**WHAT YOU SHOULD DO:**
Copy the lines below as they are; omit the images they contain.

**EXTRACTED ENTRIES:**
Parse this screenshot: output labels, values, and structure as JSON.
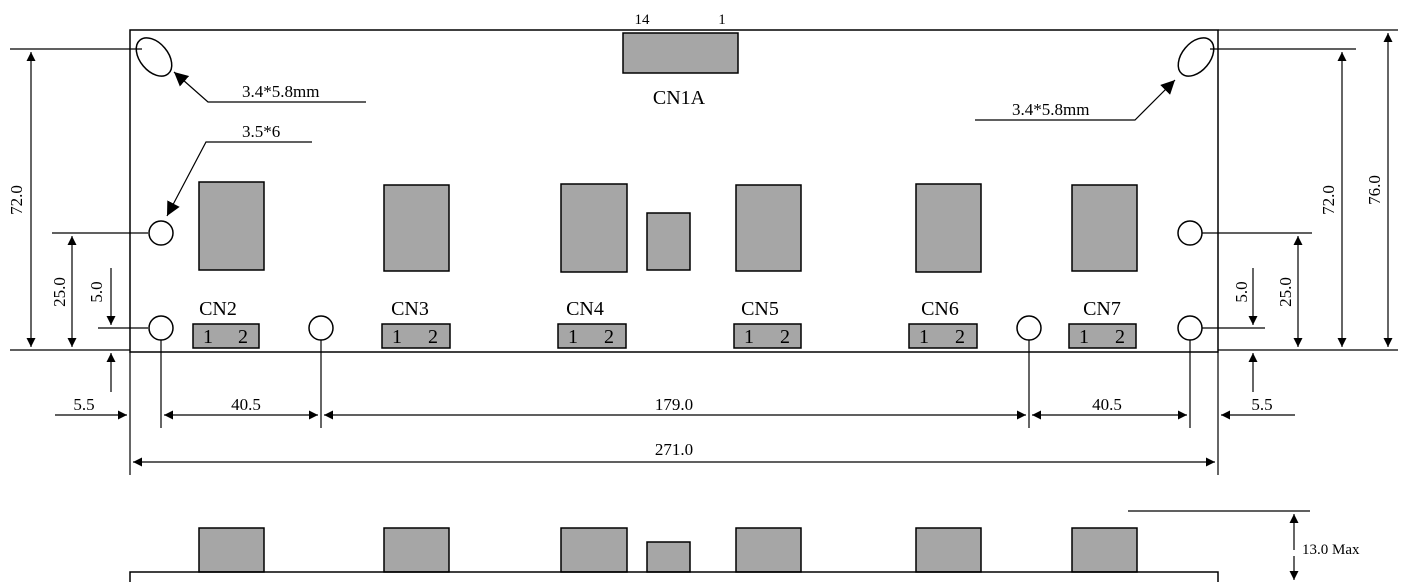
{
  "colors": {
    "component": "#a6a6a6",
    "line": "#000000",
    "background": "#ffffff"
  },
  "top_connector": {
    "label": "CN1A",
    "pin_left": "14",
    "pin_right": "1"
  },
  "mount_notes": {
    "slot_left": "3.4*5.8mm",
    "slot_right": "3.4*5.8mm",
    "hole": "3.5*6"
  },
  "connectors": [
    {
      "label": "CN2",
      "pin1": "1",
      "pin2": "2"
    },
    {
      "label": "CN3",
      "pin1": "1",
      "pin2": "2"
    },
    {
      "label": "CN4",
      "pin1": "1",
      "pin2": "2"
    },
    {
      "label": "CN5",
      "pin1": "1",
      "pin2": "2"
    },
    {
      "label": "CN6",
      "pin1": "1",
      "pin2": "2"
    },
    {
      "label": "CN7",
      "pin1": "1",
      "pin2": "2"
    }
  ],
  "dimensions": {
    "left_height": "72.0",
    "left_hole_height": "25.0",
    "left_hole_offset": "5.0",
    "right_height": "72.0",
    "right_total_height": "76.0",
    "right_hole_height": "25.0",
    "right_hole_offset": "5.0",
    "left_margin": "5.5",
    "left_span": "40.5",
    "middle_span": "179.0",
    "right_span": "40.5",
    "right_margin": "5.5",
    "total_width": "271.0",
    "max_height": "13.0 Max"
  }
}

**RESPONSE TO THIS TASK:**
Parse this screenshot: output labels, values, and structure as JSON.
{
  "colors": {
    "component": "#a6a6a6",
    "line": "#000000",
    "background": "#ffffff"
  },
  "top_connector": {
    "label": "CN1A",
    "pin_left": "14",
    "pin_right": "1"
  },
  "mount_notes": {
    "slot_left": "3.4*5.8mm",
    "slot_right": "3.4*5.8mm",
    "hole": "3.5*6"
  },
  "connectors": [
    {
      "label": "CN2",
      "pin1": "1",
      "pin2": "2"
    },
    {
      "label": "CN3",
      "pin1": "1",
      "pin2": "2"
    },
    {
      "label": "CN4",
      "pin1": "1",
      "pin2": "2"
    },
    {
      "label": "CN5",
      "pin1": "1",
      "pin2": "2"
    },
    {
      "label": "CN6",
      "pin1": "1",
      "pin2": "2"
    },
    {
      "label": "CN7",
      "pin1": "1",
      "pin2": "2"
    }
  ],
  "dimensions": {
    "left_height": "72.0",
    "left_hole_height": "25.0",
    "left_hole_offset": "5.0",
    "right_height": "72.0",
    "right_total_height": "76.0",
    "right_hole_height": "25.0",
    "right_hole_offset": "5.0",
    "left_margin": "5.5",
    "left_span": "40.5",
    "middle_span": "179.0",
    "right_span": "40.5",
    "right_margin": "5.5",
    "total_width": "271.0",
    "max_height": "13.0 Max"
  }
}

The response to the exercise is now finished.